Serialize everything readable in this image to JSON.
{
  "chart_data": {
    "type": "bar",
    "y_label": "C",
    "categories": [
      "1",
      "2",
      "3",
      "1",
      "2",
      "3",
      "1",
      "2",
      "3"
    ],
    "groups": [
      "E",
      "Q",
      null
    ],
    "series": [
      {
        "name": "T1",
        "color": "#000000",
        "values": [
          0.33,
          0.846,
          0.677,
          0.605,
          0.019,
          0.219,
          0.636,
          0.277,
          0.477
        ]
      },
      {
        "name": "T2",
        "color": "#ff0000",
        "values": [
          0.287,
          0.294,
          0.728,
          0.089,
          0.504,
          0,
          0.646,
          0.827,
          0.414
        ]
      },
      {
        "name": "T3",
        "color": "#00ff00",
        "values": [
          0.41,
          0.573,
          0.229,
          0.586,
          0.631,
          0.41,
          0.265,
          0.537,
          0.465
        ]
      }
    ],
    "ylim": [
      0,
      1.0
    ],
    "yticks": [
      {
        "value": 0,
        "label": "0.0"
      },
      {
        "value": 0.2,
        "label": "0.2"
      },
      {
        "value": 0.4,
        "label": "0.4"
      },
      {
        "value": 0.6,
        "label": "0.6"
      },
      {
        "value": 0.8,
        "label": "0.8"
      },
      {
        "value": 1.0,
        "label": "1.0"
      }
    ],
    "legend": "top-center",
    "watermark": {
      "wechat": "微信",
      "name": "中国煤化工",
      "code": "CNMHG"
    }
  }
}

◆ ◆ ◆ ◆

Short task:
Every record shown above must be echoed exactly.

Reply to the exercise:
Serialize everything readable in this image to JSON.
{
  "chart_data": {
    "type": "bar",
    "y_label": "C",
    "categories": [
      "1",
      "2",
      "3",
      "1",
      "2",
      "3",
      "1",
      "2",
      "3"
    ],
    "groups": [
      "E",
      "Q",
      null
    ],
    "series": [
      {
        "name": "T1",
        "color": "#000000",
        "values": [
          0.33,
          0.846,
          0.677,
          0.605,
          0.019,
          0.219,
          0.636,
          0.277,
          0.477
        ]
      },
      {
        "name": "T2",
        "color": "#ff0000",
        "values": [
          0.287,
          0.294,
          0.728,
          0.089,
          0.504,
          0,
          0.646,
          0.827,
          0.414
        ]
      },
      {
        "name": "T3",
        "color": "#00ff00",
        "values": [
          0.41,
          0.573,
          0.229,
          0.586,
          0.631,
          0.41,
          0.265,
          0.537,
          0.465
        ]
      }
    ],
    "ylim": [
      0,
      1.0
    ],
    "yticks": [
      {
        "value": 0,
        "label": "0.0"
      },
      {
        "value": 0.2,
        "label": "0.2"
      },
      {
        "value": 0.4,
        "label": "0.4"
      },
      {
        "value": 0.6,
        "label": "0.6"
      },
      {
        "value": 0.8,
        "label": "0.8"
      },
      {
        "value": 1.0,
        "label": "1.0"
      }
    ],
    "legend": "top-center",
    "watermark": {
      "wechat": "微信",
      "name": "中国煤化工",
      "code": "CNMHG"
    }
  }
}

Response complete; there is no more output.